-- EXERCISE --
Reproduce the data in its entirety, exactly as supplied.

-- INPUT MATERIAL --

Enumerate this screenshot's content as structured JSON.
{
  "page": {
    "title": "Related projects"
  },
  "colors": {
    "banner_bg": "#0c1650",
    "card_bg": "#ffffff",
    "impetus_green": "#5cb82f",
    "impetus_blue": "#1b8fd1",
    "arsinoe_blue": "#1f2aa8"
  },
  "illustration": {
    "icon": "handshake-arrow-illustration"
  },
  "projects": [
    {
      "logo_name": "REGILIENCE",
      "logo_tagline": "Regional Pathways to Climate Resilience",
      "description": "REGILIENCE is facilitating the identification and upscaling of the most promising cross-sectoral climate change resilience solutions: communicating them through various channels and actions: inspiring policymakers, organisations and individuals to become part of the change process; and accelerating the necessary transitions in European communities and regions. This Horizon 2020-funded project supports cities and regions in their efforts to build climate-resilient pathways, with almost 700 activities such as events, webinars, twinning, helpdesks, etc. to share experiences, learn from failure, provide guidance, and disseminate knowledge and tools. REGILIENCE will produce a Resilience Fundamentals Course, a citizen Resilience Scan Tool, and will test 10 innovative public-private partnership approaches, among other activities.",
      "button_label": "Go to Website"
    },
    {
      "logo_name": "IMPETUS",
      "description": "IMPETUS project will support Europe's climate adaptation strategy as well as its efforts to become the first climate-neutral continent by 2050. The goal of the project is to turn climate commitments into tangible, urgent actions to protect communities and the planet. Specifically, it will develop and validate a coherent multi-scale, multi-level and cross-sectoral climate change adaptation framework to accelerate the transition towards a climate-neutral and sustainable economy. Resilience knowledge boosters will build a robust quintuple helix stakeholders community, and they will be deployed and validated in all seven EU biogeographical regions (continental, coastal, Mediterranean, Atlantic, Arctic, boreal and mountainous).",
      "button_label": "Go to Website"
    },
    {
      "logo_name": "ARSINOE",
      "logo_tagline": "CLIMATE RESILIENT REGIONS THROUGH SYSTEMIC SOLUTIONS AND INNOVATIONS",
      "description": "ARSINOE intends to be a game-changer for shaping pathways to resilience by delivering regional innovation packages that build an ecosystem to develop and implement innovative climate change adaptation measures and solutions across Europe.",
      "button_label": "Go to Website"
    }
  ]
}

-- RESPONSE BELOW --
Enumerate this screenshot's content as structured JSON.
{
  "page": {
    "title": "Related projects"
  },
  "colors": {
    "banner_bg": "#0c1650",
    "card_bg": "#ffffff",
    "impetus_green": "#5cb82f",
    "impetus_blue": "#1b8fd1",
    "arsinoe_blue": "#1f2aa8"
  },
  "illustration": {
    "icon": "handshake-arrow-illustration"
  },
  "projects": [
    {
      "logo_name": "REGILIENCE",
      "logo_tagline": "Regional Pathways to Climate Resilience",
      "description": "REGILIENCE is facilitating the identification and upscaling of the most promising cross-sectoral climate change resilience solutions: communicating them through various channels and actions: inspiring policymakers, organisations and individuals to become part of the change process; and accelerating the necessary transitions in European communities and regions. This Horizon 2020-funded project supports cities and regions in their efforts to build climate-resilient pathways, with almost 700 activities such as events, webinars, twinning, helpdesks, etc. to share experiences, learn from failure, provide guidance, and disseminate knowledge and tools. REGILIENCE will produce a Resilience Fundamentals Course, a citizen Resilience Scan Tool, and will test 10 innovative public-private partnership approaches, among other activities.",
      "button_label": "Go to Website"
    },
    {
      "logo_name": "IMPETUS",
      "description": "IMPETUS project will support Europe's climate adaptation strategy as well as its efforts to become the first climate-neutral continent by 2050. The goal of the project is to turn climate commitments into tangible, urgent actions to protect communities and the planet. Specifically, it will develop and validate a coherent multi-scale, multi-level and cross-sectoral climate change adaptation framework to accelerate the transition towards a climate-neutral and sustainable economy. Resilience knowledge boosters will build a robust quintuple helix stakeholders community, and they will be deployed and validated in all seven EU biogeographical regions (continental, coastal, Mediterranean, Atlantic, Arctic, boreal and mountainous).",
      "button_label": "Go to Website"
    },
    {
      "logo_name": "ARSINOE",
      "logo_tagline": "CLIMATE RESILIENT REGIONS THROUGH SYSTEMIC SOLUTIONS AND INNOVATIONS",
      "description": "ARSINOE intends to be a game-changer for shaping pathways to resilience by delivering regional innovation packages that build an ecosystem to develop and implement innovative climate change adaptation measures and solutions across Europe.",
      "button_label": "Go to Website"
    }
  ]
}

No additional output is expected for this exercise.